### TASK
Where does the string "name" appear? Copy every line of the entries below that holds it.

Structured figure records:
########

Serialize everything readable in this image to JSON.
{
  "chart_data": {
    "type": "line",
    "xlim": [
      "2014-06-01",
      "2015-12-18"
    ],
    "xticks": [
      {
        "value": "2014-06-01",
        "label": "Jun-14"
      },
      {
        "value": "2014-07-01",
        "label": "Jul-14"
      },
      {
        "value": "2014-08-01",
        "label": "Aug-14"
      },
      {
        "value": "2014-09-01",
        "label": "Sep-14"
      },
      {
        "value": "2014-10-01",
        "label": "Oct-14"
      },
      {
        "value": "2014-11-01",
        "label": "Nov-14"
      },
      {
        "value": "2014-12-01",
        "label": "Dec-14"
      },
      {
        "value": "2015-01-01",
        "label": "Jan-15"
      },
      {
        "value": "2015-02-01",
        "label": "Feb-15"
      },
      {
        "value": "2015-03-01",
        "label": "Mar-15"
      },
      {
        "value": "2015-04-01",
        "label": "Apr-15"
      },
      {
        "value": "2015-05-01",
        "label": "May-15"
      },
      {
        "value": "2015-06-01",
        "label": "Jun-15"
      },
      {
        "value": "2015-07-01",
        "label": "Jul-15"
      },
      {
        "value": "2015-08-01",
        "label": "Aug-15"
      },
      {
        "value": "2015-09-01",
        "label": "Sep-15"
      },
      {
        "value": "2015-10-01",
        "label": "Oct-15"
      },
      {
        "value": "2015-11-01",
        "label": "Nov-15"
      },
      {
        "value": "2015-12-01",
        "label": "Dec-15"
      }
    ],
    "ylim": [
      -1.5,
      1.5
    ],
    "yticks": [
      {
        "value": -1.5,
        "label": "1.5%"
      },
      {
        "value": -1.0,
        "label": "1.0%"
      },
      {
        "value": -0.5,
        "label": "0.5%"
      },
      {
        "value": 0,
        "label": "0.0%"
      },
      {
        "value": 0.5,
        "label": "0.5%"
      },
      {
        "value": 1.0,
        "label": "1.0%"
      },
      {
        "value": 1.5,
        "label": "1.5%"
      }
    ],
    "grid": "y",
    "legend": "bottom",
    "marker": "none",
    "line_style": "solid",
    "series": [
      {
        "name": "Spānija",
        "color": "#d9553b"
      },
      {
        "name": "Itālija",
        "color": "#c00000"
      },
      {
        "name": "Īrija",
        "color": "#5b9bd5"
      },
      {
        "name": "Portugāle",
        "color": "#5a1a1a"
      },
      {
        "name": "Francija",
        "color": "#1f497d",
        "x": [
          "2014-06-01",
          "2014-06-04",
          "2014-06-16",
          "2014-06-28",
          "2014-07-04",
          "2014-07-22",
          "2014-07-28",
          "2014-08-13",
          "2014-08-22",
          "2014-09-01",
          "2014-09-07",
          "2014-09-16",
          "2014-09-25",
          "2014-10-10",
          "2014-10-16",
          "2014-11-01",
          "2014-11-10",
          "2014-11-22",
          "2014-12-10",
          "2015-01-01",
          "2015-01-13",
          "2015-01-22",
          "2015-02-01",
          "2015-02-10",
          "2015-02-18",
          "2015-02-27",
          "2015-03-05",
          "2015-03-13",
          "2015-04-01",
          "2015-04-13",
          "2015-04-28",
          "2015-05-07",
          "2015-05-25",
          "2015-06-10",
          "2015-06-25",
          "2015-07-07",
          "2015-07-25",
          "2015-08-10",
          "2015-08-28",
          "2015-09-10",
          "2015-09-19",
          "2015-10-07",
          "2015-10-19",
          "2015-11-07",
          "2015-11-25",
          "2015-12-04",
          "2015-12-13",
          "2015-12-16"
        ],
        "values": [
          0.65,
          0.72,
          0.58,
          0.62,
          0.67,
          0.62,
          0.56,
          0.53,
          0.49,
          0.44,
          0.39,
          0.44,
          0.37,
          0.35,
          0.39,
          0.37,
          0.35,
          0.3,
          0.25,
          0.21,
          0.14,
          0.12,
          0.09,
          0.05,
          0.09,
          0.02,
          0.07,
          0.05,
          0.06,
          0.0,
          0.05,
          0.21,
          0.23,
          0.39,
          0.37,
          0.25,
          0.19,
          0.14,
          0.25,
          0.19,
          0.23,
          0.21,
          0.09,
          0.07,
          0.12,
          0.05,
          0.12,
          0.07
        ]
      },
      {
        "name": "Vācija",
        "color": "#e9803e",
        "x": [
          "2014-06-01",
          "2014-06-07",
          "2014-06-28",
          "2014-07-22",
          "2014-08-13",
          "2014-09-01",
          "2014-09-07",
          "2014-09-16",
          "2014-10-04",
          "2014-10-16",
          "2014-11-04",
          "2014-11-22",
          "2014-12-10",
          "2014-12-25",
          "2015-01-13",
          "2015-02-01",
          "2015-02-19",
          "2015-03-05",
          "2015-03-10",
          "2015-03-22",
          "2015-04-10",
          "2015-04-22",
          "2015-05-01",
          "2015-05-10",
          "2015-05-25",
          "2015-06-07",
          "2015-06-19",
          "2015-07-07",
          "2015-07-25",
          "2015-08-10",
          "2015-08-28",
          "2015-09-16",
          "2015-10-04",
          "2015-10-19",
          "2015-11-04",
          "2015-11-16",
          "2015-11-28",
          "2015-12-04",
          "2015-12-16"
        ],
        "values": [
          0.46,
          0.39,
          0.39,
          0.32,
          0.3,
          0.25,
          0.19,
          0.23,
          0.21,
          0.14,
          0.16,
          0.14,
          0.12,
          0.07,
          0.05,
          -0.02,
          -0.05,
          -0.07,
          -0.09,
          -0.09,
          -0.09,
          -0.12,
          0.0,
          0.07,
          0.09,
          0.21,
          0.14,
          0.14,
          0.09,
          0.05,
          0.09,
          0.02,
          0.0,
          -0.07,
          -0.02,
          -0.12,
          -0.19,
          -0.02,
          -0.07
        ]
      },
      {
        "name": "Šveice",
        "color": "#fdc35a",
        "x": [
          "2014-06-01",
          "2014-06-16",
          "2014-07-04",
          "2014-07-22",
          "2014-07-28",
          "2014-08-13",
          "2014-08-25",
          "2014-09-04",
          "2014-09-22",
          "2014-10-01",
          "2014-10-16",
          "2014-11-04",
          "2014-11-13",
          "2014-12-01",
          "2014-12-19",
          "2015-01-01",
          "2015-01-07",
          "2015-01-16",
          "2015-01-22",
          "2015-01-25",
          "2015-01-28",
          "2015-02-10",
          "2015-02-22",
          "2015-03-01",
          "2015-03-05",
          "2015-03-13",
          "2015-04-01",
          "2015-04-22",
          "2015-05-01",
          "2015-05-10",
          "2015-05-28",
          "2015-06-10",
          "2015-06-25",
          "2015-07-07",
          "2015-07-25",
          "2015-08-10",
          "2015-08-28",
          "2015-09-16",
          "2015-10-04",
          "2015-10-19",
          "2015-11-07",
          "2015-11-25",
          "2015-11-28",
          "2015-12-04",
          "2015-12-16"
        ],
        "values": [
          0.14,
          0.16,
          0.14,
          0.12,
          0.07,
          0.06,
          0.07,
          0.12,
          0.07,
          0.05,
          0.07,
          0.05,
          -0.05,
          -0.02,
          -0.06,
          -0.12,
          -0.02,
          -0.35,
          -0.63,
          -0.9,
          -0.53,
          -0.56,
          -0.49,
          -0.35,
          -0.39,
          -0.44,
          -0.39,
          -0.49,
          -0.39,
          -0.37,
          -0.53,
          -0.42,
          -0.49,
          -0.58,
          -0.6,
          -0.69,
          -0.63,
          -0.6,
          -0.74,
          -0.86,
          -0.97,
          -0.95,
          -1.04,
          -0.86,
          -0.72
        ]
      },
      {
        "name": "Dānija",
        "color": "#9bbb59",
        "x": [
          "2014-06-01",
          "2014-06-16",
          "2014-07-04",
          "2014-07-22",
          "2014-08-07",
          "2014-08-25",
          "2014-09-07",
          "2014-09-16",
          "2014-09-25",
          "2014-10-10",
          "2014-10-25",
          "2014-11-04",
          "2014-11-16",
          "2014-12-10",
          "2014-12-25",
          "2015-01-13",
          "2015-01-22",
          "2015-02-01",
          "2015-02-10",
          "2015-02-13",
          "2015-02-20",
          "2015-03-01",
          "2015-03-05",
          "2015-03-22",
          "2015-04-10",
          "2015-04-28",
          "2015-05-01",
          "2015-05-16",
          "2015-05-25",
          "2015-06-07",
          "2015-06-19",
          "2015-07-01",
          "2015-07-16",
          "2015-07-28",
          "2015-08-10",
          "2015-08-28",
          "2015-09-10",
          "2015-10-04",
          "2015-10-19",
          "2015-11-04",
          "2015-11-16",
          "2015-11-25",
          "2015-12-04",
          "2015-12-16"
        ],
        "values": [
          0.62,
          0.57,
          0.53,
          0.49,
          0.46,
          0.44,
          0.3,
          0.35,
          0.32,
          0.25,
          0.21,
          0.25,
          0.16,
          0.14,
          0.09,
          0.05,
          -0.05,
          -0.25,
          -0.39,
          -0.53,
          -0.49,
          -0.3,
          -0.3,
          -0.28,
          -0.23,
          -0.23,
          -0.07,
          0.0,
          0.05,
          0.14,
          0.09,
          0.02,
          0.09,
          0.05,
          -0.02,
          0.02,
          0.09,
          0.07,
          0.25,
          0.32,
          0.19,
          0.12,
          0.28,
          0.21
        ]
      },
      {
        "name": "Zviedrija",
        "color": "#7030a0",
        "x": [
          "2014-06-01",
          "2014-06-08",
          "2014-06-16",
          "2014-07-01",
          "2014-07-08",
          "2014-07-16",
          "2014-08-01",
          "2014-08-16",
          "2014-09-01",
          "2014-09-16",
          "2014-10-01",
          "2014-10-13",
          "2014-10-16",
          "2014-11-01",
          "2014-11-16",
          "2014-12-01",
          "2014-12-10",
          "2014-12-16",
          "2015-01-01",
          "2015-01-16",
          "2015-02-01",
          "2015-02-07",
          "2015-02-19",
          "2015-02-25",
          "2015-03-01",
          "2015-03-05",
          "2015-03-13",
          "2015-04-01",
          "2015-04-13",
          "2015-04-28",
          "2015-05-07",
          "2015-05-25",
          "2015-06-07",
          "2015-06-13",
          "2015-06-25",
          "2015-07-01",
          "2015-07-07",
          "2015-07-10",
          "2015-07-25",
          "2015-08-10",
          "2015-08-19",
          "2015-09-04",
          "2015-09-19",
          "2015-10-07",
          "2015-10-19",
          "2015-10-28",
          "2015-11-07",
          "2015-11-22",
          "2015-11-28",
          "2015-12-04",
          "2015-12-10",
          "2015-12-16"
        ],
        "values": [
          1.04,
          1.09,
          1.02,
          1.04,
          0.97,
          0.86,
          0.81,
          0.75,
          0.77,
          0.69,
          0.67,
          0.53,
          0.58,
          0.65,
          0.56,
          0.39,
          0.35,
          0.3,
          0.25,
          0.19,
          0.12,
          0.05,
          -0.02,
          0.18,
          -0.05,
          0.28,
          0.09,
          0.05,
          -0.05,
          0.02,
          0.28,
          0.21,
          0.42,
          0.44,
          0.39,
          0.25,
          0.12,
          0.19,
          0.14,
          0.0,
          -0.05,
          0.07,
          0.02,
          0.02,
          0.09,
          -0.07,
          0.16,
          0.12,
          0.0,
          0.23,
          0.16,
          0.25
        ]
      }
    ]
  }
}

########

### RESULT FOR THIS TASK
        "name": "Spānija",
        "name": "Itālija",
        "name": "Īrija",
        "name": "Portugāle",
        "name": "Francija",
        "name": "Vācija",
        "name": "Šveice",
        "name": "Dānija",
        "name": "Zviedrija",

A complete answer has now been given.